Quote every entry word for word.

── Information given

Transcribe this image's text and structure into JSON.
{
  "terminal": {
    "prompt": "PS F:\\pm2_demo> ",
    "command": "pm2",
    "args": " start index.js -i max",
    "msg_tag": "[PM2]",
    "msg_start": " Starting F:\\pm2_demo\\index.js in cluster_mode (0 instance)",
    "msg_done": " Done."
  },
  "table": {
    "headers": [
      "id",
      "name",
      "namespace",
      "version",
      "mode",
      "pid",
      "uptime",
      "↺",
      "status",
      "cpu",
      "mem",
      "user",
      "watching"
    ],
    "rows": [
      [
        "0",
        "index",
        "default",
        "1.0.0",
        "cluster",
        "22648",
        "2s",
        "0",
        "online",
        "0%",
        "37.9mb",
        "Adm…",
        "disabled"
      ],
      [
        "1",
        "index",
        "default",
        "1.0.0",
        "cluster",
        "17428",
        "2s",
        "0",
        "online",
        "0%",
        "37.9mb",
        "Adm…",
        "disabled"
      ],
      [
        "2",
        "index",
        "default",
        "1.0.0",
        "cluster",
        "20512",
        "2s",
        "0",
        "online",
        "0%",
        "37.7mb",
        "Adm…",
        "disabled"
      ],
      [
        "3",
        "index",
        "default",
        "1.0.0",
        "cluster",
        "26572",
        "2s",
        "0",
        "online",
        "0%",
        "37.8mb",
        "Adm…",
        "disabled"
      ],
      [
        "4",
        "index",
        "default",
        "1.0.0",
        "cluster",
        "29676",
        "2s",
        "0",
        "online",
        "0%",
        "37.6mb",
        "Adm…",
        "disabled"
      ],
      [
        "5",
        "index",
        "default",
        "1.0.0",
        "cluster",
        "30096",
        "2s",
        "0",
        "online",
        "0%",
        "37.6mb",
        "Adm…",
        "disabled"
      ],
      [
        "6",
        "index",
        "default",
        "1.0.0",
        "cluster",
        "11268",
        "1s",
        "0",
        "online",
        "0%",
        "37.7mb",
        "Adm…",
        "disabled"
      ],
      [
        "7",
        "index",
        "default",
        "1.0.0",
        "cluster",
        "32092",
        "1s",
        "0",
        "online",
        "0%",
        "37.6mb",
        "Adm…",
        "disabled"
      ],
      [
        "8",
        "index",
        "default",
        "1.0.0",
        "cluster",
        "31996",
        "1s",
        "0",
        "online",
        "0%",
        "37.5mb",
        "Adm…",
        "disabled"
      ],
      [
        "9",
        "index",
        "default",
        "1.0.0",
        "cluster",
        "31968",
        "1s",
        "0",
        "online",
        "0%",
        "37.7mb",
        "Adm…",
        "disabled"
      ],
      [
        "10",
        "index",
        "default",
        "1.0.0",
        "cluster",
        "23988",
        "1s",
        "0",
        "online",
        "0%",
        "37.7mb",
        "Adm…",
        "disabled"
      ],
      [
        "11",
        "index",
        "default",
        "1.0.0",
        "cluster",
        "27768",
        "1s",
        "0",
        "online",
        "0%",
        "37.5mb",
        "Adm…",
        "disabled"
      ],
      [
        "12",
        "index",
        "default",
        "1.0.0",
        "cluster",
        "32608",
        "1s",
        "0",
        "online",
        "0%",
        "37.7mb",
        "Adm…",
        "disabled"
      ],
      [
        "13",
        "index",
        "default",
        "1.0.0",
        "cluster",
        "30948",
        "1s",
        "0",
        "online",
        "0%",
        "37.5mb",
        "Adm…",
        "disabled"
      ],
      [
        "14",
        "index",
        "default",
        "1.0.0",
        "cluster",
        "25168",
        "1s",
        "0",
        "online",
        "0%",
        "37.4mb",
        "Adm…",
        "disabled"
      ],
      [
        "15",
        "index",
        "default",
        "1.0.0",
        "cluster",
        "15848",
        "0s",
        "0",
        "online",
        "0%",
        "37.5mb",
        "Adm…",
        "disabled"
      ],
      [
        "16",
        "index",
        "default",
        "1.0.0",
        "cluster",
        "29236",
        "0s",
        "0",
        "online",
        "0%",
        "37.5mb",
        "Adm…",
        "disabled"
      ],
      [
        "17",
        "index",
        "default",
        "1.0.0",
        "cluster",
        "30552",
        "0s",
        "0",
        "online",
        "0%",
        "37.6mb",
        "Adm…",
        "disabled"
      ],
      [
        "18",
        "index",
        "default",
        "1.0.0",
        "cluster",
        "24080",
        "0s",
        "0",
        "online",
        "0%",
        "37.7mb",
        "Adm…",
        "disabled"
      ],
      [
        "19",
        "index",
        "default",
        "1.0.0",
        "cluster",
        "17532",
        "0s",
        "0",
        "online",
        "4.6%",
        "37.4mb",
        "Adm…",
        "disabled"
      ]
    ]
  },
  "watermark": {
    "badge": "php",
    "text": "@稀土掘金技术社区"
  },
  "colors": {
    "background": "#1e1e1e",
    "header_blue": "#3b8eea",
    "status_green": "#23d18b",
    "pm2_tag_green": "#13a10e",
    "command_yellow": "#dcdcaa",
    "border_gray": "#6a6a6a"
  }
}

────

*Full answer:*
Transcribe this image's text and structure into JSON.
{
  "terminal": {
    "prompt": "PS F:\\pm2_demo> ",
    "command": "pm2",
    "args": " start index.js -i max",
    "msg_tag": "[PM2]",
    "msg_start": " Starting F:\\pm2_demo\\index.js in cluster_mode (0 instance)",
    "msg_done": " Done."
  },
  "table": {
    "headers": [
      "id",
      "name",
      "namespace",
      "version",
      "mode",
      "pid",
      "uptime",
      "↺",
      "status",
      "cpu",
      "mem",
      "user",
      "watching"
    ],
    "rows": [
      [
        "0",
        "index",
        "default",
        "1.0.0",
        "cluster",
        "22648",
        "2s",
        "0",
        "online",
        "0%",
        "37.9mb",
        "Adm…",
        "disabled"
      ],
      [
        "1",
        "index",
        "default",
        "1.0.0",
        "cluster",
        "17428",
        "2s",
        "0",
        "online",
        "0%",
        "37.9mb",
        "Adm…",
        "disabled"
      ],
      [
        "2",
        "index",
        "default",
        "1.0.0",
        "cluster",
        "20512",
        "2s",
        "0",
        "online",
        "0%",
        "37.7mb",
        "Adm…",
        "disabled"
      ],
      [
        "3",
        "index",
        "default",
        "1.0.0",
        "cluster",
        "26572",
        "2s",
        "0",
        "online",
        "0%",
        "37.8mb",
        "Adm…",
        "disabled"
      ],
      [
        "4",
        "index",
        "default",
        "1.0.0",
        "cluster",
        "29676",
        "2s",
        "0",
        "online",
        "0%",
        "37.6mb",
        "Adm…",
        "disabled"
      ],
      [
        "5",
        "index",
        "default",
        "1.0.0",
        "cluster",
        "30096",
        "2s",
        "0",
        "online",
        "0%",
        "37.6mb",
        "Adm…",
        "disabled"
      ],
      [
        "6",
        "index",
        "default",
        "1.0.0",
        "cluster",
        "11268",
        "1s",
        "0",
        "online",
        "0%",
        "37.7mb",
        "Adm…",
        "disabled"
      ],
      [
        "7",
        "index",
        "default",
        "1.0.0",
        "cluster",
        "32092",
        "1s",
        "0",
        "online",
        "0%",
        "37.6mb",
        "Adm…",
        "disabled"
      ],
      [
        "8",
        "index",
        "default",
        "1.0.0",
        "cluster",
        "31996",
        "1s",
        "0",
        "online",
        "0%",
        "37.5mb",
        "Adm…",
        "disabled"
      ],
      [
        "9",
        "index",
        "default",
        "1.0.0",
        "cluster",
        "31968",
        "1s",
        "0",
        "online",
        "0%",
        "37.7mb",
        "Adm…",
        "disabled"
      ],
      [
        "10",
        "index",
        "default",
        "1.0.0",
        "cluster",
        "23988",
        "1s",
        "0",
        "online",
        "0%",
        "37.7mb",
        "Adm…",
        "disabled"
      ],
      [
        "11",
        "index",
        "default",
        "1.0.0",
        "cluster",
        "27768",
        "1s",
        "0",
        "online",
        "0%",
        "37.5mb",
        "Adm…",
        "disabled"
      ],
      [
        "12",
        "index",
        "default",
        "1.0.0",
        "cluster",
        "32608",
        "1s",
        "0",
        "online",
        "0%",
        "37.7mb",
        "Adm…",
        "disabled"
      ],
      [
        "13",
        "index",
        "default",
        "1.0.0",
        "cluster",
        "30948",
        "1s",
        "0",
        "online",
        "0%",
        "37.5mb",
        "Adm…",
        "disabled"
      ],
      [
        "14",
        "index",
        "default",
        "1.0.0",
        "cluster",
        "25168",
        "1s",
        "0",
        "online",
        "0%",
        "37.4mb",
        "Adm…",
        "disabled"
      ],
      [
        "15",
        "index",
        "default",
        "1.0.0",
        "cluster",
        "15848",
        "0s",
        "0",
        "online",
        "0%",
        "37.5mb",
        "Adm…",
        "disabled"
      ],
      [
        "16",
        "index",
        "default",
        "1.0.0",
        "cluster",
        "29236",
        "0s",
        "0",
        "online",
        "0%",
        "37.5mb",
        "Adm…",
        "disabled"
      ],
      [
        "17",
        "index",
        "default",
        "1.0.0",
        "cluster",
        "30552",
        "0s",
        "0",
        "online",
        "0%",
        "37.6mb",
        "Adm…",
        "disabled"
      ],
      [
        "18",
        "index",
        "default",
        "1.0.0",
        "cluster",
        "24080",
        "0s",
        "0",
        "online",
        "0%",
        "37.7mb",
        "Adm…",
        "disabled"
      ],
      [
        "19",
        "index",
        "default",
        "1.0.0",
        "cluster",
        "17532",
        "0s",
        "0",
        "online",
        "4.6%",
        "37.4mb",
        "Adm…",
        "disabled"
      ]
    ]
  },
  "watermark": {
    "badge": "php",
    "text": "@稀土掘金技术社区"
  },
  "colors": {
    "background": "#1e1e1e",
    "header_blue": "#3b8eea",
    "status_green": "#23d18b",
    "pm2_tag_green": "#13a10e",
    "command_yellow": "#dcdcaa",
    "border_gray": "#6a6a6a"
  }
}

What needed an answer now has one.